Extract the records in full, leaving every picture out.

--- Begin Entries shown ---

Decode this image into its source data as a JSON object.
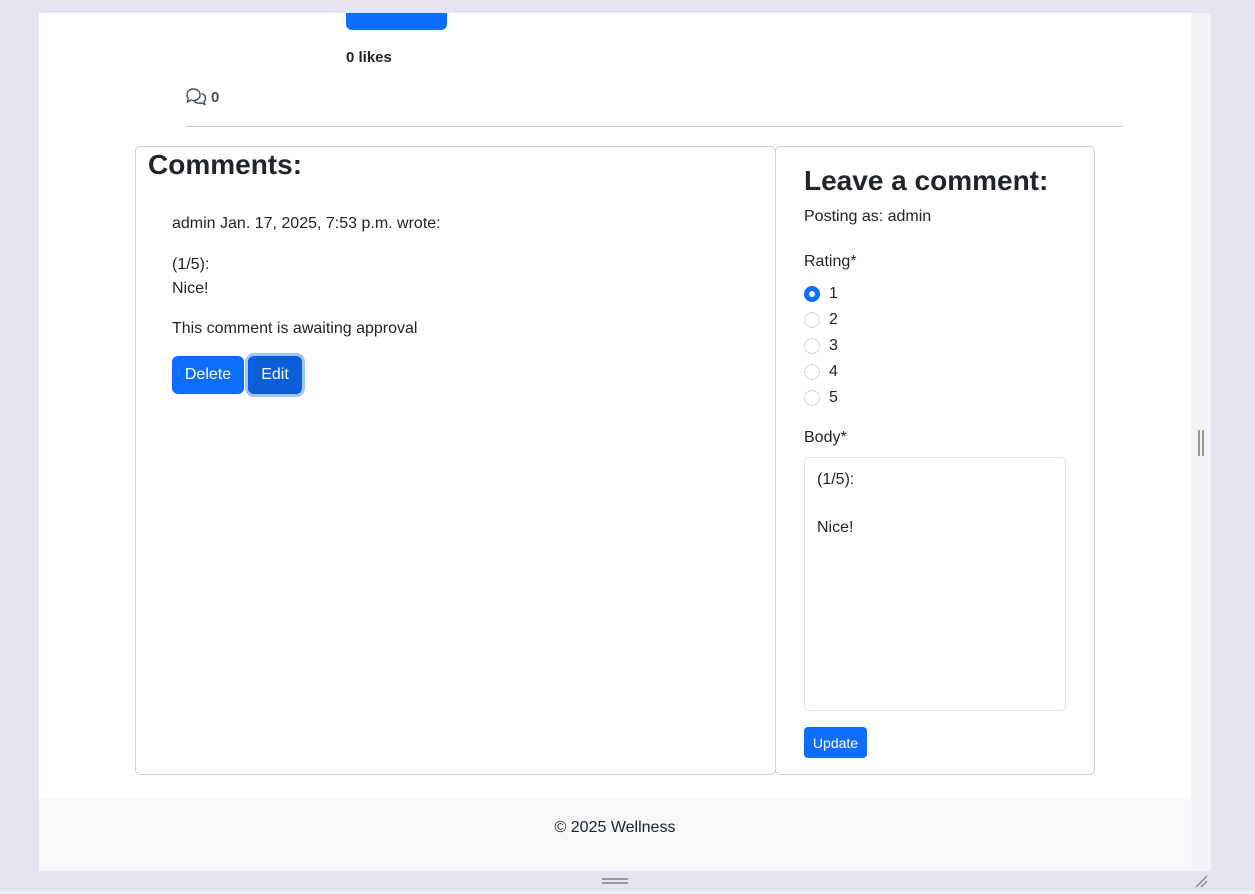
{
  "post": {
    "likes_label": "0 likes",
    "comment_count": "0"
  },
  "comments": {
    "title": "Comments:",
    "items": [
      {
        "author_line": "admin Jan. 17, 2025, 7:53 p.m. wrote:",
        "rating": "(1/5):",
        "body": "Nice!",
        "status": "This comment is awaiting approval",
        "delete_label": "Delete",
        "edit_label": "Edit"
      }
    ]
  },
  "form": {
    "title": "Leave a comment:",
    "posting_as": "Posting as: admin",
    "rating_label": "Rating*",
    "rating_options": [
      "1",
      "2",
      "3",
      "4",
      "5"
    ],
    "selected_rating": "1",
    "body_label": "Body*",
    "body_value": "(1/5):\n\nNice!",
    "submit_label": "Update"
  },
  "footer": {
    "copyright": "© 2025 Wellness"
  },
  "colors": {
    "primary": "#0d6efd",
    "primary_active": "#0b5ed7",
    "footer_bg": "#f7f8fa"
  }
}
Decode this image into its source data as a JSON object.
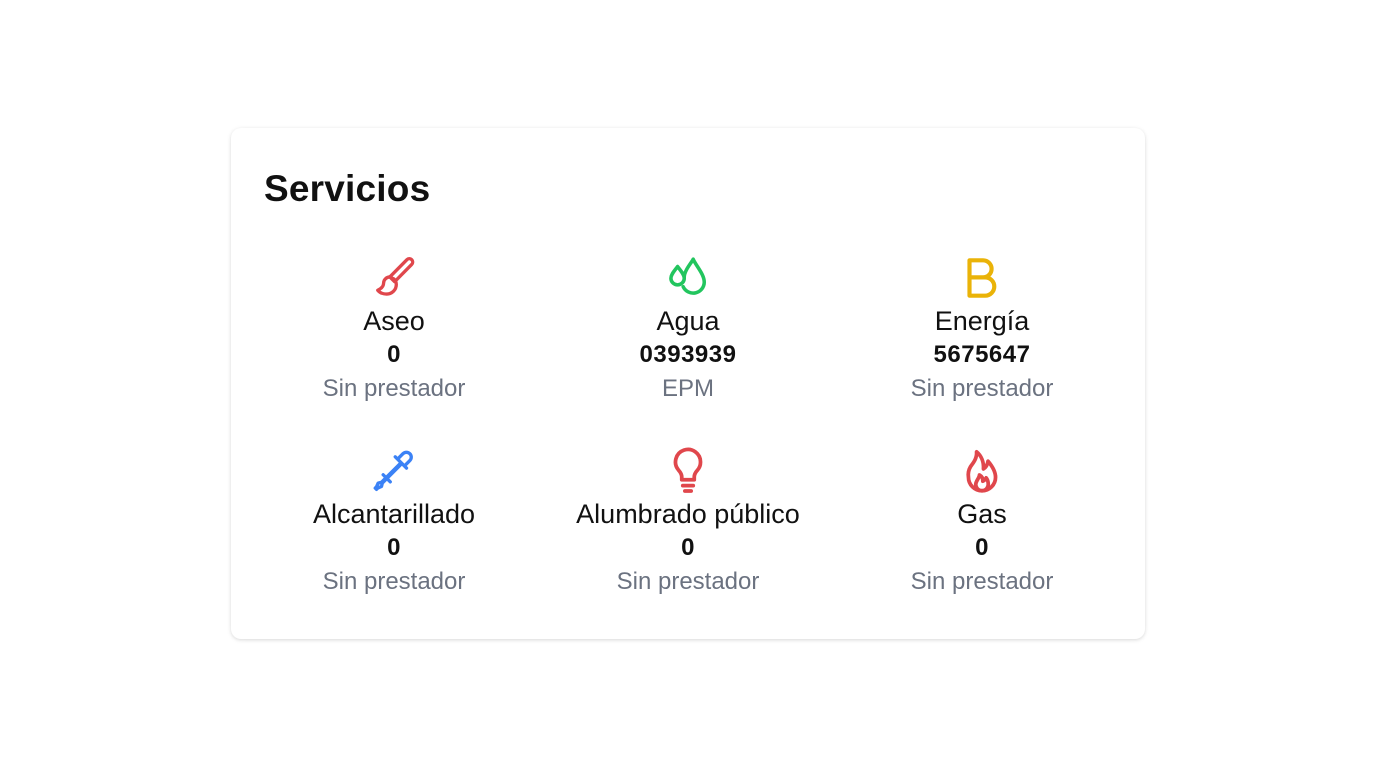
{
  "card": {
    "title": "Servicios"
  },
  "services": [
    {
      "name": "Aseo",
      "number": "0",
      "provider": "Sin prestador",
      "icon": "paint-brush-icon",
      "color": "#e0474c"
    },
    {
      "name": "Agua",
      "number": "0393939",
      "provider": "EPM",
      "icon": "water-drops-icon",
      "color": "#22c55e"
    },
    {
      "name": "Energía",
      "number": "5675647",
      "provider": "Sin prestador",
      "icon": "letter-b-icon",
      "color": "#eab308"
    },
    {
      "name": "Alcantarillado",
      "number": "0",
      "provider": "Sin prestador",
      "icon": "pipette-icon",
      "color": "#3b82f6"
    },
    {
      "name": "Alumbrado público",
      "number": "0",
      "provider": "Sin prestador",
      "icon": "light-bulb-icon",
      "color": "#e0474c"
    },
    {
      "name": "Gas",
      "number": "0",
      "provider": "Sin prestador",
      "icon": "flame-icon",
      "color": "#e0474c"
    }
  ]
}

--- End Entries shown ---

-- Solution for this task --
Decode this image into its source data as a JSON object.
{
  "post": {
    "likes_label": "0 likes",
    "comment_count": "0"
  },
  "comments": {
    "title": "Comments:",
    "items": [
      {
        "author_line": "admin Jan. 17, 2025, 7:53 p.m. wrote:",
        "rating": "(1/5):",
        "body": "Nice!",
        "status": "This comment is awaiting approval",
        "delete_label": "Delete",
        "edit_label": "Edit"
      }
    ]
  },
  "form": {
    "title": "Leave a comment:",
    "posting_as": "Posting as: admin",
    "rating_label": "Rating*",
    "rating_options": [
      "1",
      "2",
      "3",
      "4",
      "5"
    ],
    "selected_rating": "1",
    "body_label": "Body*",
    "body_value": "(1/5):\n\nNice!",
    "submit_label": "Update"
  },
  "footer": {
    "copyright": "© 2025 Wellness"
  },
  "colors": {
    "primary": "#0d6efd",
    "primary_active": "#0b5ed7",
    "footer_bg": "#f7f8fa"
  }
}
Decode this image into its source data as a JSON object.
{
  "card": {
    "title": "Servicios"
  },
  "services": [
    {
      "name": "Aseo",
      "number": "0",
      "provider": "Sin prestador",
      "icon": "paint-brush-icon",
      "color": "#e0474c"
    },
    {
      "name": "Agua",
      "number": "0393939",
      "provider": "EPM",
      "icon": "water-drops-icon",
      "color": "#22c55e"
    },
    {
      "name": "Energía",
      "number": "5675647",
      "provider": "Sin prestador",
      "icon": "letter-b-icon",
      "color": "#eab308"
    },
    {
      "name": "Alcantarillado",
      "number": "0",
      "provider": "Sin prestador",
      "icon": "pipette-icon",
      "color": "#3b82f6"
    },
    {
      "name": "Alumbrado público",
      "number": "0",
      "provider": "Sin prestador",
      "icon": "light-bulb-icon",
      "color": "#e0474c"
    },
    {
      "name": "Gas",
      "number": "0",
      "provider": "Sin prestador",
      "icon": "flame-icon",
      "color": "#e0474c"
    }
  ]
}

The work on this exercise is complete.